** START **

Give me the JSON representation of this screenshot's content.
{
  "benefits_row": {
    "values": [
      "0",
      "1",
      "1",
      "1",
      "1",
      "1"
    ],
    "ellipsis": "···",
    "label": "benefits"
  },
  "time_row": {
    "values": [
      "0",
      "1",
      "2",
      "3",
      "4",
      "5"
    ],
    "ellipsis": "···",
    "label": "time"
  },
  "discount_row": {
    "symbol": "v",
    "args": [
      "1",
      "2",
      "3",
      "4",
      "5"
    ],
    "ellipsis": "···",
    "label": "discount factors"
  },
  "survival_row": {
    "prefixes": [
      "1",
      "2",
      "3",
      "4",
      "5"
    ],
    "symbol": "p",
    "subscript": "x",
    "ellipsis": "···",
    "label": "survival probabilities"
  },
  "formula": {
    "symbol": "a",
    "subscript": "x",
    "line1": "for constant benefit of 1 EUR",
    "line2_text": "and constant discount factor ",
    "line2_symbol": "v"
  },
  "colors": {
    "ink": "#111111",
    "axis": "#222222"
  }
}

** END **

▸ Stated goal
Print the material above once more, exactly.

▸ Solution
Give me the JSON representation of this screenshot's content.
{
  "benefits_row": {
    "values": [
      "0",
      "1",
      "1",
      "1",
      "1",
      "1"
    ],
    "ellipsis": "···",
    "label": "benefits"
  },
  "time_row": {
    "values": [
      "0",
      "1",
      "2",
      "3",
      "4",
      "5"
    ],
    "ellipsis": "···",
    "label": "time"
  },
  "discount_row": {
    "symbol": "v",
    "args": [
      "1",
      "2",
      "3",
      "4",
      "5"
    ],
    "ellipsis": "···",
    "label": "discount factors"
  },
  "survival_row": {
    "prefixes": [
      "1",
      "2",
      "3",
      "4",
      "5"
    ],
    "symbol": "p",
    "subscript": "x",
    "ellipsis": "···",
    "label": "survival probabilities"
  },
  "formula": {
    "symbol": "a",
    "subscript": "x",
    "line1": "for constant benefit of 1 EUR",
    "line2_text": "and constant discount factor ",
    "line2_symbol": "v"
  },
  "colors": {
    "ink": "#111111",
    "axis": "#222222"
  }
}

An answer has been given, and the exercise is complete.